▸ INFORMATION PROVIDED:
************

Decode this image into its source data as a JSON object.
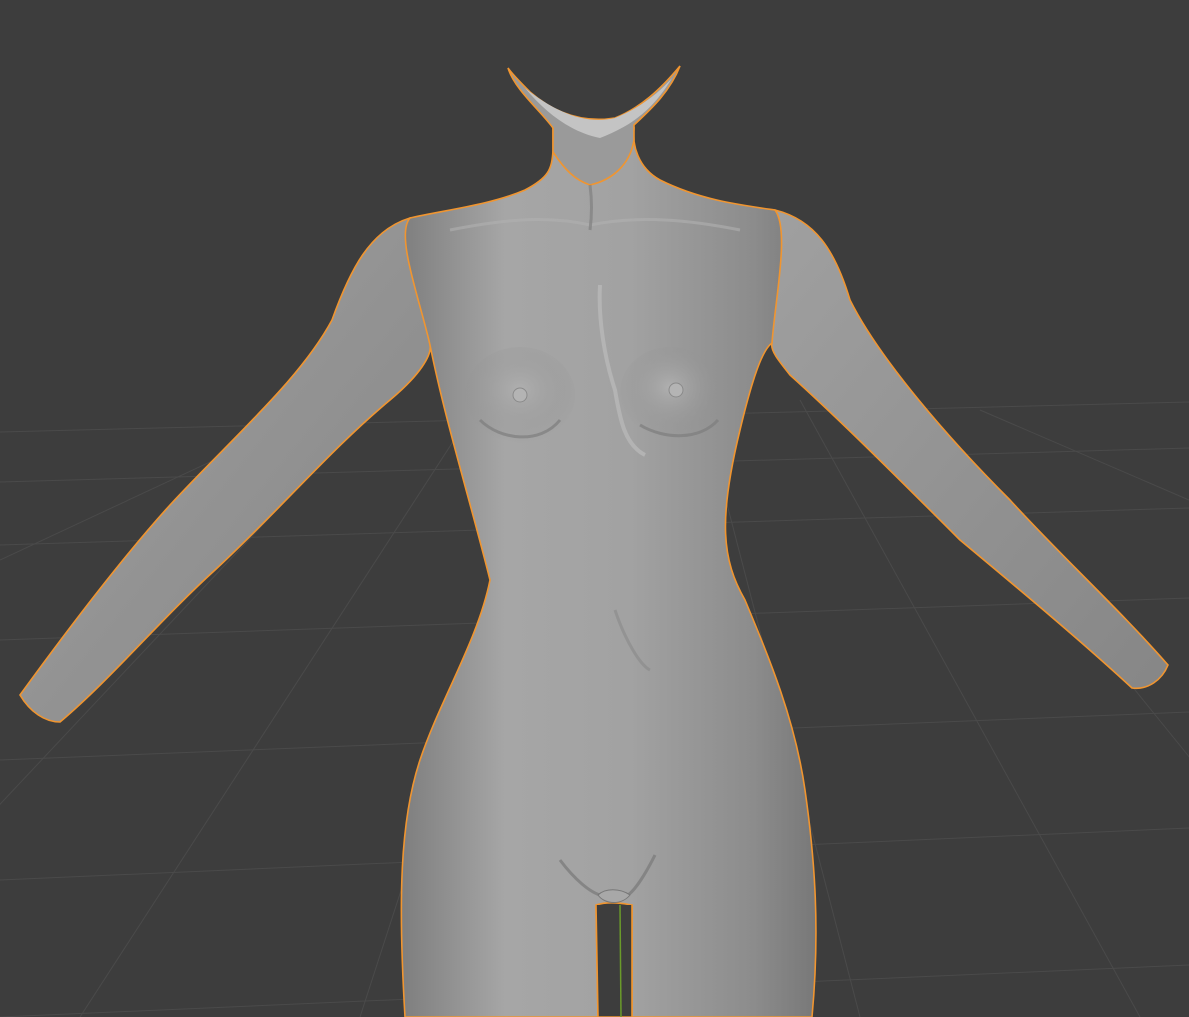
{
  "viewport": {
    "shading_mode": "solid",
    "object_selected": true,
    "object_subject": "sculpted mesh",
    "colors": {
      "background": "#3d3d3d",
      "grid": "#4a4a4a",
      "mesh": "#9a9a9a",
      "selection_outline": "#f09530",
      "axis_y": "#6a9a2a"
    }
  }
}
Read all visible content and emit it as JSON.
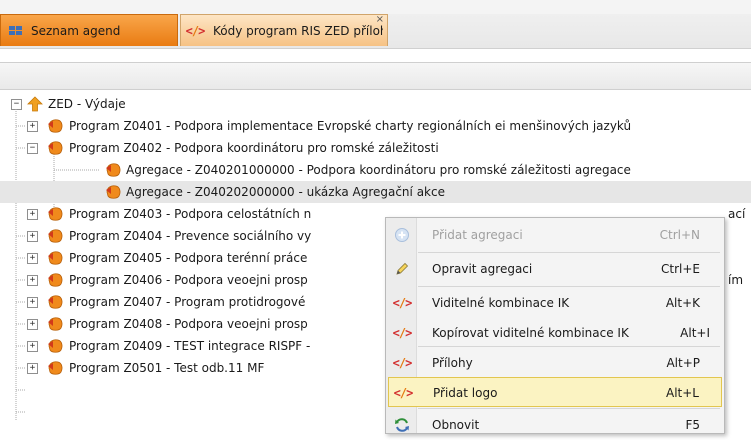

************

▸ GIVEN EXERCISE:
Quote in full the listing given above; the images are to be left out.

▸ RESPONSE BELOW:
Decode this image into its source data as a JSON object.
{
  "viewport": {
    "shading_mode": "solid",
    "object_selected": true,
    "object_subject": "sculpted mesh",
    "colors": {
      "background": "#3d3d3d",
      "grid": "#4a4a4a",
      "mesh": "#9a9a9a",
      "selection_outline": "#f09530",
      "axis_y": "#6a9a2a"
    }
  }
}
Read all visible content and emit it as JSON.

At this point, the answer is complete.